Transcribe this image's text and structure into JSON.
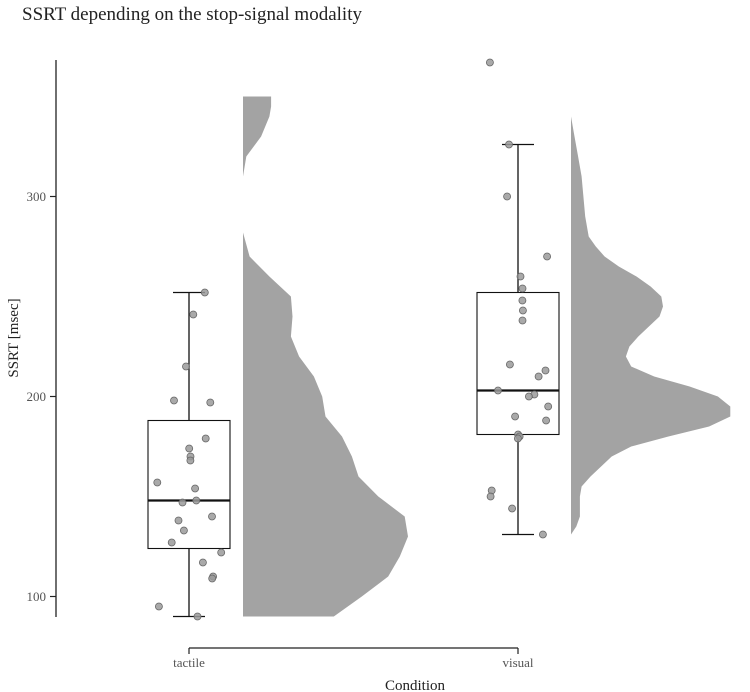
{
  "chart_data": {
    "type": "raincloud",
    "title": "SSRT depending on the stop-signal modality",
    "xlabel": "Condition",
    "ylabel": "SSRT [msec]",
    "ylim": [
      89,
      370
    ],
    "yticks": [
      100,
      200,
      300
    ],
    "grid": false,
    "categories": [
      "tactile",
      "visual"
    ],
    "colors": {
      "density_fill": "#a3a3a3",
      "point_fill": "#9a9a9a",
      "point_stroke": "#666666",
      "box_stroke": "#111111",
      "axis": "#222222"
    },
    "series": [
      {
        "category": "tactile",
        "boxplot": {
          "whisker_low": 90,
          "q1": 124,
          "median": 148,
          "q3": 188,
          "whisker_high": 252
        },
        "points": [
          252,
          241,
          215,
          198,
          197,
          179,
          174,
          170,
          168,
          157,
          154,
          148,
          147,
          140,
          138,
          133,
          127,
          122,
          117,
          110,
          109,
          95,
          90
        ],
        "density": [
          [
            90,
            0.55
          ],
          [
            100,
            0.72
          ],
          [
            110,
            0.88
          ],
          [
            120,
            0.95
          ],
          [
            130,
            1.0
          ],
          [
            140,
            0.98
          ],
          [
            150,
            0.82
          ],
          [
            160,
            0.7
          ],
          [
            170,
            0.66
          ],
          [
            180,
            0.6
          ],
          [
            190,
            0.5
          ],
          [
            200,
            0.48
          ],
          [
            210,
            0.43
          ],
          [
            220,
            0.34
          ],
          [
            230,
            0.29
          ],
          [
            240,
            0.3
          ],
          [
            250,
            0.29
          ],
          [
            260,
            0.16
          ],
          [
            270,
            0.04
          ],
          [
            282,
            0.0
          ],
          [
            290,
            0.0
          ],
          [
            300,
            0.0
          ],
          [
            310,
            0.0
          ],
          [
            320,
            0.02
          ],
          [
            330,
            0.11
          ],
          [
            340,
            0.16
          ],
          [
            345,
            0.17
          ],
          [
            350,
            0.17
          ]
        ]
      },
      {
        "category": "visual",
        "boxplot": {
          "whisker_low": 131,
          "q1": 181,
          "median": 203,
          "q3": 252,
          "whisker_high": 326
        },
        "points": [
          367,
          326,
          300,
          270,
          260,
          254,
          248,
          243,
          238,
          216,
          213,
          210,
          203,
          201,
          200,
          195,
          190,
          188,
          181,
          180,
          179,
          153,
          150,
          144,
          131
        ],
        "density": [
          [
            131,
            0.0
          ],
          [
            135,
            0.03
          ],
          [
            140,
            0.05
          ],
          [
            145,
            0.05
          ],
          [
            150,
            0.05
          ],
          [
            155,
            0.06
          ],
          [
            160,
            0.11
          ],
          [
            165,
            0.17
          ],
          [
            170,
            0.23
          ],
          [
            175,
            0.34
          ],
          [
            180,
            0.55
          ],
          [
            185,
            0.78
          ],
          [
            190,
            0.9
          ],
          [
            195,
            0.9
          ],
          [
            200,
            0.83
          ],
          [
            205,
            0.67
          ],
          [
            210,
            0.47
          ],
          [
            215,
            0.34
          ],
          [
            220,
            0.31
          ],
          [
            225,
            0.33
          ],
          [
            230,
            0.38
          ],
          [
            235,
            0.44
          ],
          [
            240,
            0.5
          ],
          [
            245,
            0.52
          ],
          [
            250,
            0.51
          ],
          [
            255,
            0.45
          ],
          [
            260,
            0.37
          ],
          [
            265,
            0.27
          ],
          [
            270,
            0.19
          ],
          [
            275,
            0.14
          ],
          [
            280,
            0.1
          ],
          [
            290,
            0.08
          ],
          [
            300,
            0.07
          ],
          [
            310,
            0.06
          ],
          [
            320,
            0.04
          ],
          [
            330,
            0.02
          ],
          [
            340,
            0.0
          ],
          [
            350,
            0.0
          ],
          [
            360,
            0.0
          ],
          [
            367,
            0.0
          ]
        ]
      }
    ]
  }
}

• PROBLEM:
Copy out the data above exactly, except the pictures.

• EXERCISE RESPONSE:
Transcribe this image's text and structure into JSON.
{
  "chart_data": {
    "type": "raincloud",
    "title": "SSRT depending on the stop-signal modality",
    "xlabel": "Condition",
    "ylabel": "SSRT [msec]",
    "ylim": [
      89,
      370
    ],
    "yticks": [
      100,
      200,
      300
    ],
    "grid": false,
    "categories": [
      "tactile",
      "visual"
    ],
    "colors": {
      "density_fill": "#a3a3a3",
      "point_fill": "#9a9a9a",
      "point_stroke": "#666666",
      "box_stroke": "#111111",
      "axis": "#222222"
    },
    "series": [
      {
        "category": "tactile",
        "boxplot": {
          "whisker_low": 90,
          "q1": 124,
          "median": 148,
          "q3": 188,
          "whisker_high": 252
        },
        "points": [
          252,
          241,
          215,
          198,
          197,
          179,
          174,
          170,
          168,
          157,
          154,
          148,
          147,
          140,
          138,
          133,
          127,
          122,
          117,
          110,
          109,
          95,
          90
        ],
        "density": [
          [
            90,
            0.55
          ],
          [
            100,
            0.72
          ],
          [
            110,
            0.88
          ],
          [
            120,
            0.95
          ],
          [
            130,
            1.0
          ],
          [
            140,
            0.98
          ],
          [
            150,
            0.82
          ],
          [
            160,
            0.7
          ],
          [
            170,
            0.66
          ],
          [
            180,
            0.6
          ],
          [
            190,
            0.5
          ],
          [
            200,
            0.48
          ],
          [
            210,
            0.43
          ],
          [
            220,
            0.34
          ],
          [
            230,
            0.29
          ],
          [
            240,
            0.3
          ],
          [
            250,
            0.29
          ],
          [
            260,
            0.16
          ],
          [
            270,
            0.04
          ],
          [
            282,
            0.0
          ],
          [
            290,
            0.0
          ],
          [
            300,
            0.0
          ],
          [
            310,
            0.0
          ],
          [
            320,
            0.02
          ],
          [
            330,
            0.11
          ],
          [
            340,
            0.16
          ],
          [
            345,
            0.17
          ],
          [
            350,
            0.17
          ]
        ]
      },
      {
        "category": "visual",
        "boxplot": {
          "whisker_low": 131,
          "q1": 181,
          "median": 203,
          "q3": 252,
          "whisker_high": 326
        },
        "points": [
          367,
          326,
          300,
          270,
          260,
          254,
          248,
          243,
          238,
          216,
          213,
          210,
          203,
          201,
          200,
          195,
          190,
          188,
          181,
          180,
          179,
          153,
          150,
          144,
          131
        ],
        "density": [
          [
            131,
            0.0
          ],
          [
            135,
            0.03
          ],
          [
            140,
            0.05
          ],
          [
            145,
            0.05
          ],
          [
            150,
            0.05
          ],
          [
            155,
            0.06
          ],
          [
            160,
            0.11
          ],
          [
            165,
            0.17
          ],
          [
            170,
            0.23
          ],
          [
            175,
            0.34
          ],
          [
            180,
            0.55
          ],
          [
            185,
            0.78
          ],
          [
            190,
            0.9
          ],
          [
            195,
            0.9
          ],
          [
            200,
            0.83
          ],
          [
            205,
            0.67
          ],
          [
            210,
            0.47
          ],
          [
            215,
            0.34
          ],
          [
            220,
            0.31
          ],
          [
            225,
            0.33
          ],
          [
            230,
            0.38
          ],
          [
            235,
            0.44
          ],
          [
            240,
            0.5
          ],
          [
            245,
            0.52
          ],
          [
            250,
            0.51
          ],
          [
            255,
            0.45
          ],
          [
            260,
            0.37
          ],
          [
            265,
            0.27
          ],
          [
            270,
            0.19
          ],
          [
            275,
            0.14
          ],
          [
            280,
            0.1
          ],
          [
            290,
            0.08
          ],
          [
            300,
            0.07
          ],
          [
            310,
            0.06
          ],
          [
            320,
            0.04
          ],
          [
            330,
            0.02
          ],
          [
            340,
            0.0
          ],
          [
            350,
            0.0
          ],
          [
            360,
            0.0
          ],
          [
            367,
            0.0
          ]
        ]
      }
    ]
  }
}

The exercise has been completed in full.